Given instruction: Every line of the listing must be reproduced as it stands. Leave the images behind.
· · · · · · ·
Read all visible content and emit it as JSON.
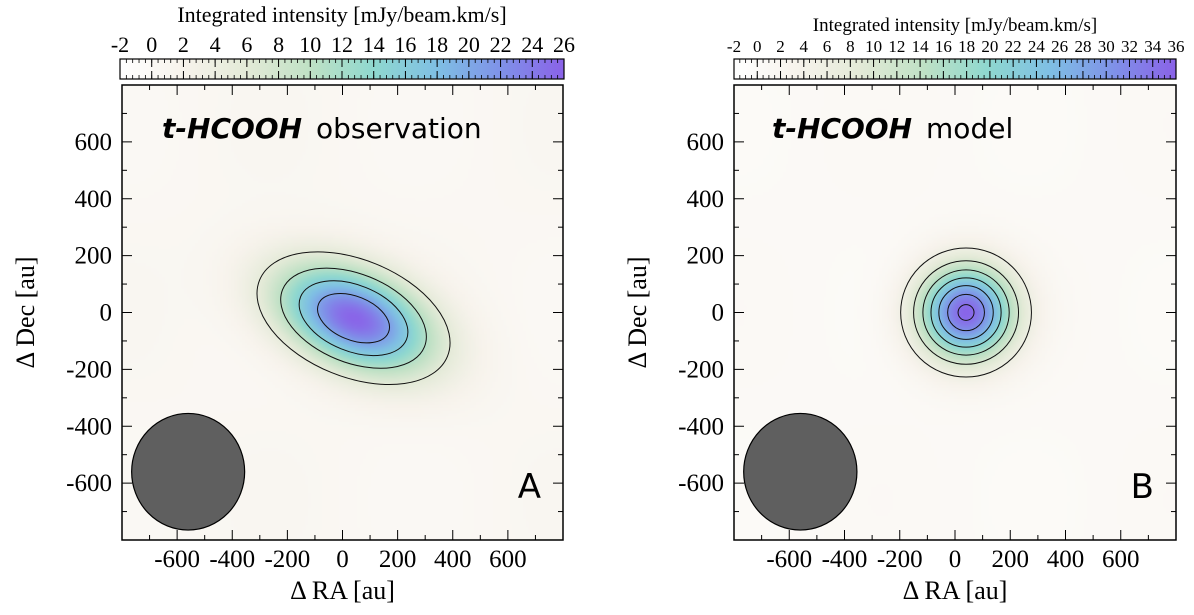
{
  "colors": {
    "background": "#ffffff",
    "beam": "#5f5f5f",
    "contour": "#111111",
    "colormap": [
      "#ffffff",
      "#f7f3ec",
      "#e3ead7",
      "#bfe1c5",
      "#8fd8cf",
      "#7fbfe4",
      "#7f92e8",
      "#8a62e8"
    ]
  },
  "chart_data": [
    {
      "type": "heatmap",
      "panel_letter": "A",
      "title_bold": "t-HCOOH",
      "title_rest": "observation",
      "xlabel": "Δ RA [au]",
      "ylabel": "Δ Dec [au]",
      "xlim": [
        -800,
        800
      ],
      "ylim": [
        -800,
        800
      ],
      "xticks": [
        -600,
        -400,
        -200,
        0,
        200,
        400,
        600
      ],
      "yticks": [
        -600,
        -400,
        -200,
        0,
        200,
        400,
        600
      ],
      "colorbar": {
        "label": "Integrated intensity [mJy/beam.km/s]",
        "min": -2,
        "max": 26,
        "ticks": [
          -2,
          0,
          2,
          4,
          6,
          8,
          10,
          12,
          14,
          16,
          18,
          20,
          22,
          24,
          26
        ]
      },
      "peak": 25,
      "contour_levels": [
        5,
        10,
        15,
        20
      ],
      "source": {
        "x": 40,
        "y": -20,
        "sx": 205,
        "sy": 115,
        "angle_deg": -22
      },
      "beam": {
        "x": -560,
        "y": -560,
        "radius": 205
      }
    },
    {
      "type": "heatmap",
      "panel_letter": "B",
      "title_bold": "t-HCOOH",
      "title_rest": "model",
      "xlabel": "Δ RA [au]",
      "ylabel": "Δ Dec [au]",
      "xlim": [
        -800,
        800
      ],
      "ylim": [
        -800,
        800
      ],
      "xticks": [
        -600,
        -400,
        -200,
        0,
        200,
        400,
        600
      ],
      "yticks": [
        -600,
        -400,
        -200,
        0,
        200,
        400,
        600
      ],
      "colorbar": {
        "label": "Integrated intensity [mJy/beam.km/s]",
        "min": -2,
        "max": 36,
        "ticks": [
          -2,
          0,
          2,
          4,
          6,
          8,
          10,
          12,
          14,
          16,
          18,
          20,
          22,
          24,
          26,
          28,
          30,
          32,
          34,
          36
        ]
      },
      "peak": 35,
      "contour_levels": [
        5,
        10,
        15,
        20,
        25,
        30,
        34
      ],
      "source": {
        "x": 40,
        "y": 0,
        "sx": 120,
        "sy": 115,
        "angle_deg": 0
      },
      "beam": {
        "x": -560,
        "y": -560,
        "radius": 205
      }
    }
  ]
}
· · · · · · ·
Response:
Read all visible content and emit it as JSON.
{
  "colors": {
    "background": "#ffffff",
    "beam": "#5f5f5f",
    "contour": "#111111",
    "colormap": [
      "#ffffff",
      "#f7f3ec",
      "#e3ead7",
      "#bfe1c5",
      "#8fd8cf",
      "#7fbfe4",
      "#7f92e8",
      "#8a62e8"
    ]
  },
  "chart_data": [
    {
      "type": "heatmap",
      "panel_letter": "A",
      "title_bold": "t-HCOOH",
      "title_rest": "observation",
      "xlabel": "Δ RA [au]",
      "ylabel": "Δ Dec [au]",
      "xlim": [
        -800,
        800
      ],
      "ylim": [
        -800,
        800
      ],
      "xticks": [
        -600,
        -400,
        -200,
        0,
        200,
        400,
        600
      ],
      "yticks": [
        -600,
        -400,
        -200,
        0,
        200,
        400,
        600
      ],
      "colorbar": {
        "label": "Integrated intensity [mJy/beam.km/s]",
        "min": -2,
        "max": 26,
        "ticks": [
          -2,
          0,
          2,
          4,
          6,
          8,
          10,
          12,
          14,
          16,
          18,
          20,
          22,
          24,
          26
        ]
      },
      "peak": 25,
      "contour_levels": [
        5,
        10,
        15,
        20
      ],
      "source": {
        "x": 40,
        "y": -20,
        "sx": 205,
        "sy": 115,
        "angle_deg": -22
      },
      "beam": {
        "x": -560,
        "y": -560,
        "radius": 205
      }
    },
    {
      "type": "heatmap",
      "panel_letter": "B",
      "title_bold": "t-HCOOH",
      "title_rest": "model",
      "xlabel": "Δ RA [au]",
      "ylabel": "Δ Dec [au]",
      "xlim": [
        -800,
        800
      ],
      "ylim": [
        -800,
        800
      ],
      "xticks": [
        -600,
        -400,
        -200,
        0,
        200,
        400,
        600
      ],
      "yticks": [
        -600,
        -400,
        -200,
        0,
        200,
        400,
        600
      ],
      "colorbar": {
        "label": "Integrated intensity [mJy/beam.km/s]",
        "min": -2,
        "max": 36,
        "ticks": [
          -2,
          0,
          2,
          4,
          6,
          8,
          10,
          12,
          14,
          16,
          18,
          20,
          22,
          24,
          26,
          28,
          30,
          32,
          34,
          36
        ]
      },
      "peak": 35,
      "contour_levels": [
        5,
        10,
        15,
        20,
        25,
        30,
        34
      ],
      "source": {
        "x": 40,
        "y": 0,
        "sx": 120,
        "sy": 115,
        "angle_deg": 0
      },
      "beam": {
        "x": -560,
        "y": -560,
        "radius": 205
      }
    }
  ]
}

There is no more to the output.